- **Written instruction**
Return each line that holds the word "tool".

[Collected data entries]
** start **

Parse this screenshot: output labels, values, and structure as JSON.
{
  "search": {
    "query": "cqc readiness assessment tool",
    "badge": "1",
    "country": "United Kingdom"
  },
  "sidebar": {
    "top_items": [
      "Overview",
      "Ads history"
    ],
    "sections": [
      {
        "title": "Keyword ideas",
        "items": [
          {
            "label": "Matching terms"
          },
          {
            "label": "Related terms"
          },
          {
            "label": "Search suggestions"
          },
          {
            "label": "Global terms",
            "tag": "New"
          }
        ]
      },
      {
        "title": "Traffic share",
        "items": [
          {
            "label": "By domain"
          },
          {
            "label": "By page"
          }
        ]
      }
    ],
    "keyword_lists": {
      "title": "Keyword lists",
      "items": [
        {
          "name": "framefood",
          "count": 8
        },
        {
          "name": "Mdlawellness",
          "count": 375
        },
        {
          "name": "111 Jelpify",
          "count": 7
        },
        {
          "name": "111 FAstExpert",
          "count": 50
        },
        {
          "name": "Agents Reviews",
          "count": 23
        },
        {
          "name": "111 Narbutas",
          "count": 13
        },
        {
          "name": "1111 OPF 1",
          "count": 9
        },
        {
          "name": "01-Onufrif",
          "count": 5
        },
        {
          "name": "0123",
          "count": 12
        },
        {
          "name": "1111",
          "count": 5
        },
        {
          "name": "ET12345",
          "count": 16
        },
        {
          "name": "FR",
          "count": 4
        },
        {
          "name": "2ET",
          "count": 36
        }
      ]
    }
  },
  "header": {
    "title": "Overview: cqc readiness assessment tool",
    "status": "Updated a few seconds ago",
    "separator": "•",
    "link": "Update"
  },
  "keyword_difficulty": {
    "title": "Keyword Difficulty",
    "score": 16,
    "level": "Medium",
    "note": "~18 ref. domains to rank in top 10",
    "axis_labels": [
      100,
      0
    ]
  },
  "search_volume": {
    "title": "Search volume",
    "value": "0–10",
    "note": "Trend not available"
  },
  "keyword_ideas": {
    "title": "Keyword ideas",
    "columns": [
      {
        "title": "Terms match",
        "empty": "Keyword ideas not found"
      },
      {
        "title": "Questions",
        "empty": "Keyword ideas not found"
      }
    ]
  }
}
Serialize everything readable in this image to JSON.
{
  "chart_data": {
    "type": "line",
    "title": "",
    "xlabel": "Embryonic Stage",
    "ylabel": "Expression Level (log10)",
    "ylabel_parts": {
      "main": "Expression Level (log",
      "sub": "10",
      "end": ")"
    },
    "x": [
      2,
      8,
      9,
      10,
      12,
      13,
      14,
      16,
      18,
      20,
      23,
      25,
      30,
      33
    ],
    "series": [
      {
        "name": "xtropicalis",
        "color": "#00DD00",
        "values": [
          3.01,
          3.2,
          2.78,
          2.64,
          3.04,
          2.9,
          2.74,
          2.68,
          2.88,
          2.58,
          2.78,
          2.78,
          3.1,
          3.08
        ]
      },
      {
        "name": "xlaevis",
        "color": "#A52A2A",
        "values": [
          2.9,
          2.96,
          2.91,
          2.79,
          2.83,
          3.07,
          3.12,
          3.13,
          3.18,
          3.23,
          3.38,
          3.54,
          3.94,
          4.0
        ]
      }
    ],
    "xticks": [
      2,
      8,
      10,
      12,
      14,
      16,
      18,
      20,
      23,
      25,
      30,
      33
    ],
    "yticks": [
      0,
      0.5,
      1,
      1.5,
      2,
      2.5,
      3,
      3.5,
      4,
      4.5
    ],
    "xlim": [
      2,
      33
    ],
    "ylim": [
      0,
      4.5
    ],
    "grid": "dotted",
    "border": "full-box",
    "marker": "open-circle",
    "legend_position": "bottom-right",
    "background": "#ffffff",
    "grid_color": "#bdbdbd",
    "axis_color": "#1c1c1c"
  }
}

** end **

- **Written reply**
    "query": "cqc readiness assessment tool",
    "title": "Overview: cqc readiness assessment tool",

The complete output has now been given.